▸ WRITTEN PROBLEM
List the lines of this listing that hold the word "frac".

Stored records
+++

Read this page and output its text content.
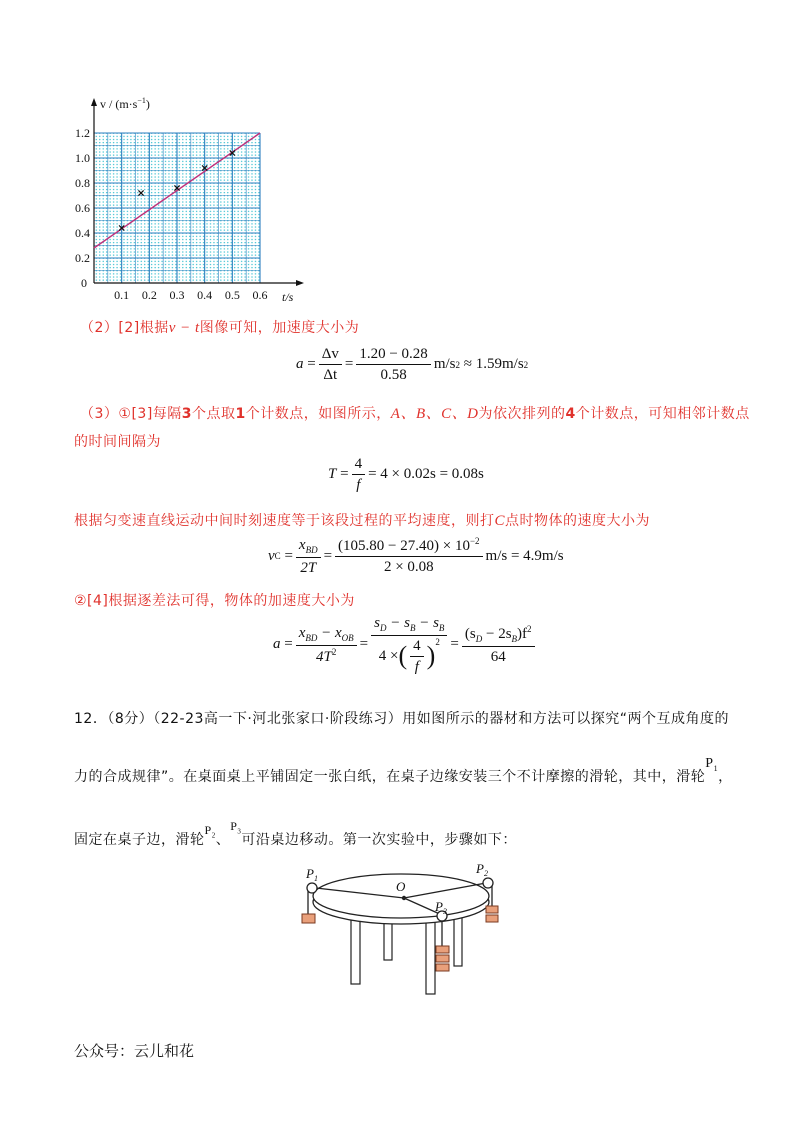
0.2
0.4
0.6
0.8
1.0
1.2
0.1 0.2 0.3 0.4 0.5 0.6
0
$v / (m\cdot s^{-1})$
t/s
（2）[2]根据v − t图像可知，加速度大小为
$a = \frac{\Delta v}{\Delta t} = \frac{1.20 - 0.28}{0.58} m/s$ 2
≈ 1.59m/s 2
（3）①[3]每隔3个点取1个计数点，如图所示，A、B、C、D为依次排列的4个计数点，可知相邻计数点
的时间间隔为
$T = \frac{4}{f} = 4 \times 0.02s = 0.08s$
根据匀变速直线运动中间时刻速度等于该段过程的平均速度，则打C点时物体的速度大小为
v $C = \frac{x_{BD}}{2T} = \frac{(105.80 - 27.40) \times 10^{-2}}{2 \times 0.08} m/s = 4.9m/s$
②[4]根据逐差法可得，物体的加速度大小为
$a = \frac{x_{BD} - x_{OB}}{4T^2} = \frac{s_D - s_B - s_B}{4 \times ( \frac{4}{f} )^2} = \frac{(s_D - 2s_B)f^2}{64}$
12．（8分）（22-23高一下·河北张家口·阶段练习）用如图所示的器材和方法可以探究“两个互成角度的
力的合成规律”。在桌面桌上平铺固定一张白纸，在桌子边缘安装三个不计摩擦的滑轮，其中，滑轮$P_1$，
固定在桌子边，滑轮$P_2$、$P_3$可沿桌边移动。第一次实验中，步骤如下：
$P_1$
$P_2$
$P_3$
O
公众号：云儿和花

+++

▸ EXERCISE RESPONSE
$a = \frac{\Delta v}{\Delta t} = \frac{1.20 - 0.28}{0.58} m/s$ 2
$T = \frac{4}{f} = 4 \times 0.02s = 0.08s$
v $C = \frac{x_{BD}}{2T} = \frac{(105.80 - 27.40) \times 10^{-2}}{2 \times 0.08} m/s = 4.9m/s$
$a = \frac{x_{BD} - x_{OB}}{4T^2} = \frac{s_D - s_B - s_B}{4 \times ( \frac{4}{f} )^2} = \frac{(s_D - 2s_B)f^2}{64}$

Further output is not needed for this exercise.